BRIEF
Locate every line in the records below that contains the word "control", and copy each one.
>> BEGIN PROVIDED RECORDS
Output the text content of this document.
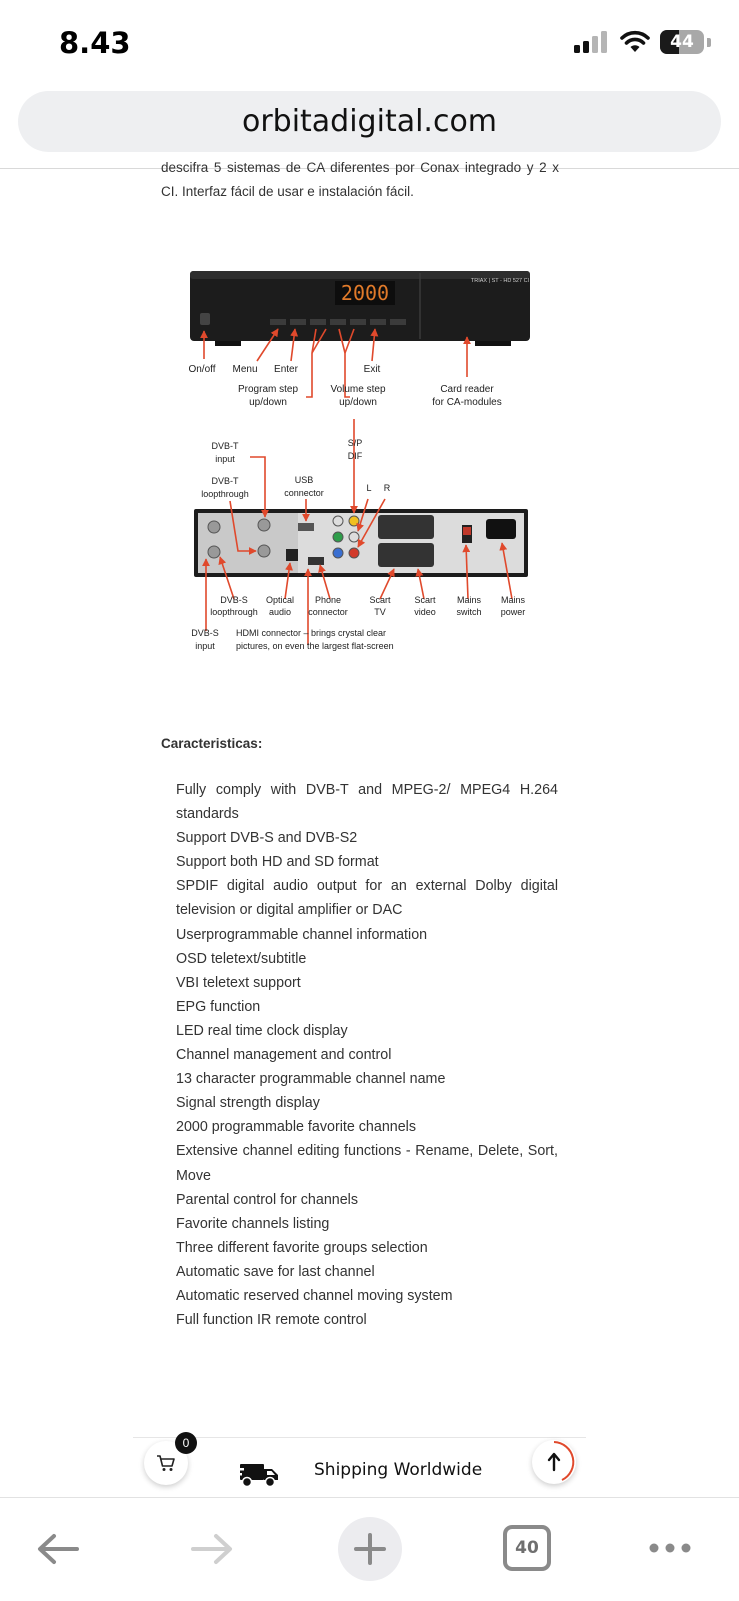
8.43	44
orbitadigital.com
descifra 5 sistemas de CA diferentes por Conax integrado y 2 x CI. Interfaz fácil de usar e instalación fácil.
2000	TRIAX | ST - HD 527 CI
On/off Menu Enter
Program step
up/down
Volume step
up/down
Exit
Card reader
for CA-modules
DVB-T
input
DVB-T
loopthrough
USB
connector
S/P
DIF
L R
DVB-S
loopthrough
Optical
audio
Phone
connector
Scart
TV
Scart
video
Mains
switch
Mains
power
DVB-S
input
HDMI connector – brings crystal clear
pictures, on even the largest flat-screen
Caracteristicas:
Fully comply with DVB-T and MPEG-2/ MPEG4 H.264 standards
Support DVB-S and DVB-S2
Support both HD and SD format
SPDIF digital audio output for an external Dolby digital television or digital amplifier or DAC
Userprogrammable channel information
OSD teletext/subtitle
VBI teletext support
EPG function
LED real time clock display
Channel management and control
13 character programmable channel name
Signal strength display
2000 programmable favorite channels
Extensive channel editing functions - Rename, Delete, Sort, Move
Parental control for channels
Favorite channels listing
Three different favorite groups selection
Automatic save for last channel
Automatic reserved channel moving system
Full function IR remote control
0
Shipping Worldwide
40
>> END PROVIDED RECORDS
CORRECT OUTPUT
Channel management and control
Parental control for channels
Full function IR remote control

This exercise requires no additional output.